THE EXERCISE: Copy out every line that contains "card".

PROVIDED DATA:
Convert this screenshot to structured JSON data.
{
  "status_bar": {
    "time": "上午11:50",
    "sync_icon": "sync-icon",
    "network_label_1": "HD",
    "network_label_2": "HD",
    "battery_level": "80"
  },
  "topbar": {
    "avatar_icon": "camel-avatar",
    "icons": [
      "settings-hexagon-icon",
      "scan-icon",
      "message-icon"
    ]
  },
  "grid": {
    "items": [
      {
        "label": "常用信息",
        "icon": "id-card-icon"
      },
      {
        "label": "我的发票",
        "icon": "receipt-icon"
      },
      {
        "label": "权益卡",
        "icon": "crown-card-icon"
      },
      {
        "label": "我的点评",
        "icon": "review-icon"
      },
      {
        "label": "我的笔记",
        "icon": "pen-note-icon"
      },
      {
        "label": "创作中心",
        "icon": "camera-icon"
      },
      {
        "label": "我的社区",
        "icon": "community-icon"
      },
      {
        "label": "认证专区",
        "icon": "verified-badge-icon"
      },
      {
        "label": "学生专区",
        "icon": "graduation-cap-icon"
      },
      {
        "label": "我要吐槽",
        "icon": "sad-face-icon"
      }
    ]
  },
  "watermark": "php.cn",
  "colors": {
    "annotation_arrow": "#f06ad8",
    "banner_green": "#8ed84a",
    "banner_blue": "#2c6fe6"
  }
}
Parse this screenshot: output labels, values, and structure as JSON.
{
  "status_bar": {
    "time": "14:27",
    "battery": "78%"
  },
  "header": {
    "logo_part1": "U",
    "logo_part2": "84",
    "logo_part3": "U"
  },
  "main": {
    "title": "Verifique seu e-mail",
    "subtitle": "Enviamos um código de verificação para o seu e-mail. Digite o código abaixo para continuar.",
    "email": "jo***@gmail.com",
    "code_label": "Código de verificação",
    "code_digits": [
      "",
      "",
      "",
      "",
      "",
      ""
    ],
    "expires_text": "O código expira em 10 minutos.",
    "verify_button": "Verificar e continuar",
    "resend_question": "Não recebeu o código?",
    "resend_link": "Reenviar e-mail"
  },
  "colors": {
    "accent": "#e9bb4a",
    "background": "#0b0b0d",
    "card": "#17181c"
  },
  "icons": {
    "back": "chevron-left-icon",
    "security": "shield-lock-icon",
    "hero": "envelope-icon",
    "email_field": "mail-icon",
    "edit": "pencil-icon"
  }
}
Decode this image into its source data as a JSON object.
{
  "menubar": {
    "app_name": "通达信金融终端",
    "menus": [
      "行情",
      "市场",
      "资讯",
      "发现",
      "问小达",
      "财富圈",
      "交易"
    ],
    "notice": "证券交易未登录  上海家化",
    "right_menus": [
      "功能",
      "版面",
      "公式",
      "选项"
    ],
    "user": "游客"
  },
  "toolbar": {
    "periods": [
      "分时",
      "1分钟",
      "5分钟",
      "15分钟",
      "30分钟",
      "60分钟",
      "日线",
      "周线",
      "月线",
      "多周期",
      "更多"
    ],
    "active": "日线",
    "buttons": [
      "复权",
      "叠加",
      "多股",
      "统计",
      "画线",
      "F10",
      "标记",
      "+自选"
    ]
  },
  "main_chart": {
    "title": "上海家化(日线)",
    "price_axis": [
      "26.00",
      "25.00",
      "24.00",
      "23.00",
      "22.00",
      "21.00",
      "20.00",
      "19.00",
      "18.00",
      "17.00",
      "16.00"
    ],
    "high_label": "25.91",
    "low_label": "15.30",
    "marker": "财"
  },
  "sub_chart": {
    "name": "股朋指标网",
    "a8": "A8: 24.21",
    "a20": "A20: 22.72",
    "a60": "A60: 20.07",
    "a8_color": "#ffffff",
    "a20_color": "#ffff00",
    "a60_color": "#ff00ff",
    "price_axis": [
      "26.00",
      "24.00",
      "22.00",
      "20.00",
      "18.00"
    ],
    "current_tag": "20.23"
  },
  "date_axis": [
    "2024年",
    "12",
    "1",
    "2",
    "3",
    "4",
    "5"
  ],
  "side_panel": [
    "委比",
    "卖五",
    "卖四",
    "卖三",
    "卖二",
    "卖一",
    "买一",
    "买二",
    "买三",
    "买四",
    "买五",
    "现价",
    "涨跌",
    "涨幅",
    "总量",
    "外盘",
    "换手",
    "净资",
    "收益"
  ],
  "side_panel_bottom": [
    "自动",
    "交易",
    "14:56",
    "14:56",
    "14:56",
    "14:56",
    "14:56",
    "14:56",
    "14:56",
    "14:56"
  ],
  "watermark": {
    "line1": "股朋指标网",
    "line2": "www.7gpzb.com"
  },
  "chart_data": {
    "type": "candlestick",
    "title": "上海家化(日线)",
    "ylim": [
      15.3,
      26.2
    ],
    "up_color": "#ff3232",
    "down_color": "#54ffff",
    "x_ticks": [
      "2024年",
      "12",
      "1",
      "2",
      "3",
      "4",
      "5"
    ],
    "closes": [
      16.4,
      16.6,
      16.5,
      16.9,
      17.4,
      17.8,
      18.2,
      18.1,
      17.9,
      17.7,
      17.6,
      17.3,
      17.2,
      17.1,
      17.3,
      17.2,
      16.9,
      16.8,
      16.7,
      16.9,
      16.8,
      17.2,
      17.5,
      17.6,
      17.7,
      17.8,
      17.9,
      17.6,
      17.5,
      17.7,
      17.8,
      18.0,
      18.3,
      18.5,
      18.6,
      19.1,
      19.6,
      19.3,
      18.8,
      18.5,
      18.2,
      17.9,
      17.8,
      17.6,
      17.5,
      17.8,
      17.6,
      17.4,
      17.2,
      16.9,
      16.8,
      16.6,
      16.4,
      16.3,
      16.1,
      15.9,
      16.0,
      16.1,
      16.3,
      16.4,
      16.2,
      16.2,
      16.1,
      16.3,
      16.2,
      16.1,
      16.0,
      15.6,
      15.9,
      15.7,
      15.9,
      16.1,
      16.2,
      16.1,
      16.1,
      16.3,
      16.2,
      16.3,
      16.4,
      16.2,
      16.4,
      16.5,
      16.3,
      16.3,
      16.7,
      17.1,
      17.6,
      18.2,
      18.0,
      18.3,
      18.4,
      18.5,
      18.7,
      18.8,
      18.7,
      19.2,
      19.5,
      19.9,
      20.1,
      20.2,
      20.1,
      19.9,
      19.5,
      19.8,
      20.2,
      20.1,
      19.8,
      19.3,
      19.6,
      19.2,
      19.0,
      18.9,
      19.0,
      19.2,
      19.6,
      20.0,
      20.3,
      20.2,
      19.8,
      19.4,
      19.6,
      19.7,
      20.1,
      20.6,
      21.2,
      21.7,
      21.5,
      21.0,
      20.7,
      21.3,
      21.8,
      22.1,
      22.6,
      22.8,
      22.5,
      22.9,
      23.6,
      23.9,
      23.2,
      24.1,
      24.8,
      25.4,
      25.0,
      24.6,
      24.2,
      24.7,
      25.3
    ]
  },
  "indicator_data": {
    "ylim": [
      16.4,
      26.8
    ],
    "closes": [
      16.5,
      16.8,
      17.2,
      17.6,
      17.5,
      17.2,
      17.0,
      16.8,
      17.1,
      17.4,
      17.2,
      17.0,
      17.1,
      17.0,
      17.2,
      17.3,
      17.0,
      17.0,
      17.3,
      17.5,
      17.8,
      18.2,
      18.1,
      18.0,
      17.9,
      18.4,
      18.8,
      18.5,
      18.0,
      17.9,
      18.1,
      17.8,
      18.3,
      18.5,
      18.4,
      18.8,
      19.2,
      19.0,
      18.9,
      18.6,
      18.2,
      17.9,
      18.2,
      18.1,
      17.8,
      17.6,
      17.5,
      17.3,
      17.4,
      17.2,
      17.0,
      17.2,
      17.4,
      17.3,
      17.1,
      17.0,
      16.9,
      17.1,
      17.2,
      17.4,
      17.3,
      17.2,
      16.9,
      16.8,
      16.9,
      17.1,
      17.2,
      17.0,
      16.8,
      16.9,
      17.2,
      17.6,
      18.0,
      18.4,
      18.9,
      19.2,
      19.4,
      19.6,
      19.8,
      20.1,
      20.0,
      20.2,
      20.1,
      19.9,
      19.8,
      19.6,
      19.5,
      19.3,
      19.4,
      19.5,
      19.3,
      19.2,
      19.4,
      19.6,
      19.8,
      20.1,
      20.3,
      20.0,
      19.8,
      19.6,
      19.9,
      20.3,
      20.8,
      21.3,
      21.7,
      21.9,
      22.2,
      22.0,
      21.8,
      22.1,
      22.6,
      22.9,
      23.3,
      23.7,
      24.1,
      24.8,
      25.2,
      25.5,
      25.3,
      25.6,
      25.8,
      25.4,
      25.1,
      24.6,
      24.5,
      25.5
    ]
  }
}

THE OUTPUT:
        "icon": "id-card-icon"
        "icon": "crown-card-icon"
    "card": "#17181c"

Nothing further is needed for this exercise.